WHAT IS ASKED: List each line holding the string "العلاج".

INFORMATION SHOWN:

## start

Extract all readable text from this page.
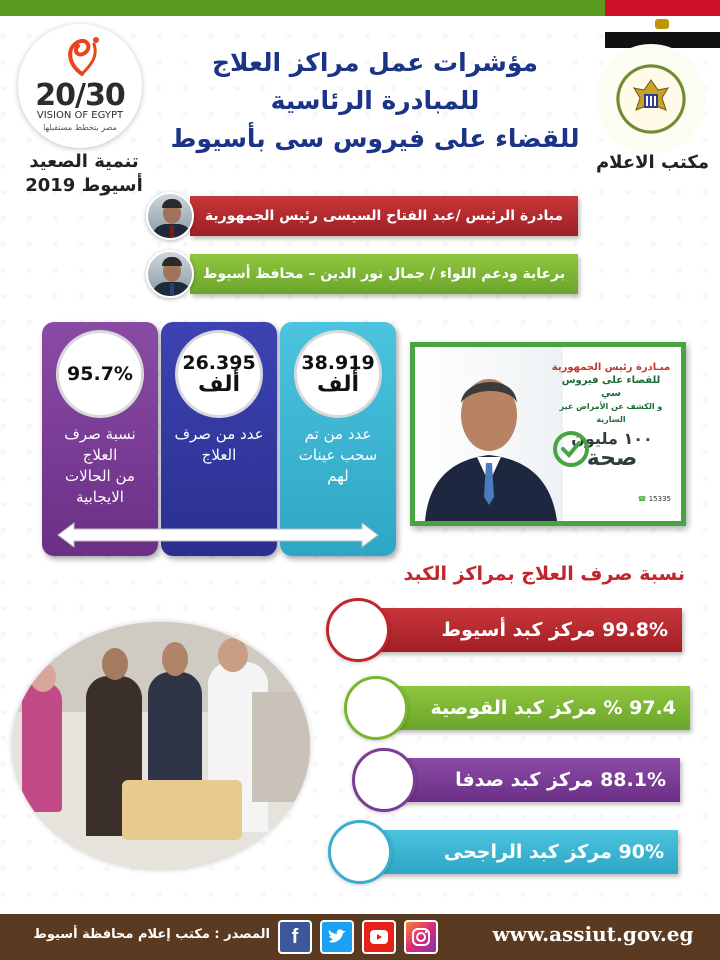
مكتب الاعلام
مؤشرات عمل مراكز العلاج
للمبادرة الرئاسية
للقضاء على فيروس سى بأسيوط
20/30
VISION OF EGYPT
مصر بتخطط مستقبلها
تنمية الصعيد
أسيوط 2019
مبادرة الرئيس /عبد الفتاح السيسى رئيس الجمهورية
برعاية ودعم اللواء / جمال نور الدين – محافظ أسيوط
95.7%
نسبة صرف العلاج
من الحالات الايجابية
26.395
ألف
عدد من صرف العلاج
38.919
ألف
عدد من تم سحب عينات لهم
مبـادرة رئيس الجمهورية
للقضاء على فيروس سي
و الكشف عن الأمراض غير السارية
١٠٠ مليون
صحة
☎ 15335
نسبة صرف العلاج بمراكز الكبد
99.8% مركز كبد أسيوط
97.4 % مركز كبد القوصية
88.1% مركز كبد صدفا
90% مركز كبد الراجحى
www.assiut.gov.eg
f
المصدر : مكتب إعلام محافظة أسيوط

## end
## start

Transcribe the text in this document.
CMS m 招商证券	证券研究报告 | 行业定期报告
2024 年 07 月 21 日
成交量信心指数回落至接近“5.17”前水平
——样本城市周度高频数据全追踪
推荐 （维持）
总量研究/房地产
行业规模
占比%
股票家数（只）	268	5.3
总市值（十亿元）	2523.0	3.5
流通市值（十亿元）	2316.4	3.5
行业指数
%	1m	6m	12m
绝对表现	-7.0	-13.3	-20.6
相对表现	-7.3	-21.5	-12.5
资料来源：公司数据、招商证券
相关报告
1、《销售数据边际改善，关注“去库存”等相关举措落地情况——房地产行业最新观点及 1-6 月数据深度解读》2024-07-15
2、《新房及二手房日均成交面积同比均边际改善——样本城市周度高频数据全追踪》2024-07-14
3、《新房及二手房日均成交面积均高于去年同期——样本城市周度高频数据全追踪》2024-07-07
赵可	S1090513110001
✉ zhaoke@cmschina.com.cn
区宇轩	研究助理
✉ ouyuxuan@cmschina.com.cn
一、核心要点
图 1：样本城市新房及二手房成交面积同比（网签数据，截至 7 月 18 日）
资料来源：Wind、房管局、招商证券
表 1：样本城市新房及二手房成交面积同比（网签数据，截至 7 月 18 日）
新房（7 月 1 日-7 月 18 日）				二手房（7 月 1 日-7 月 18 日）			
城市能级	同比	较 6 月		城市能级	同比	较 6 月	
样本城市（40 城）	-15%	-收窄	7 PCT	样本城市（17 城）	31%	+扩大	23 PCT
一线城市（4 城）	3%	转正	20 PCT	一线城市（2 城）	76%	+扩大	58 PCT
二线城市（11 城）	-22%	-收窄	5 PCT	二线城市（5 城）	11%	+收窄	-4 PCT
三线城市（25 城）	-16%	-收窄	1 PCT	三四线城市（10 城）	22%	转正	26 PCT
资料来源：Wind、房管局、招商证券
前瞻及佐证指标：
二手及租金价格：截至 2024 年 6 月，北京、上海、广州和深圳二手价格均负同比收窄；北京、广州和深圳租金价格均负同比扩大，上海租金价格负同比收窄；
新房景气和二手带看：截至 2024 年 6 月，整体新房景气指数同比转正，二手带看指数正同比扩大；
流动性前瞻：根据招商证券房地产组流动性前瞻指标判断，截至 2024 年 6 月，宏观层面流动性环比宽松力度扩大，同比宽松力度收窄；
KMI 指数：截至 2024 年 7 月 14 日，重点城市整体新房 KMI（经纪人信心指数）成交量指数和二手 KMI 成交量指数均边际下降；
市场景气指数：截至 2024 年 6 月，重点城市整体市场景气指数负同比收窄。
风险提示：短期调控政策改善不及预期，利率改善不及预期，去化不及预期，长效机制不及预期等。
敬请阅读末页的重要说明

## end

RESPONSE FOR THIS EXERCISE:
مؤشرات عمل مراكز العلاج
نسبة صرف العلاج
عدد من صرف العلاج
نسبة صرف العلاج بمراكز الكبد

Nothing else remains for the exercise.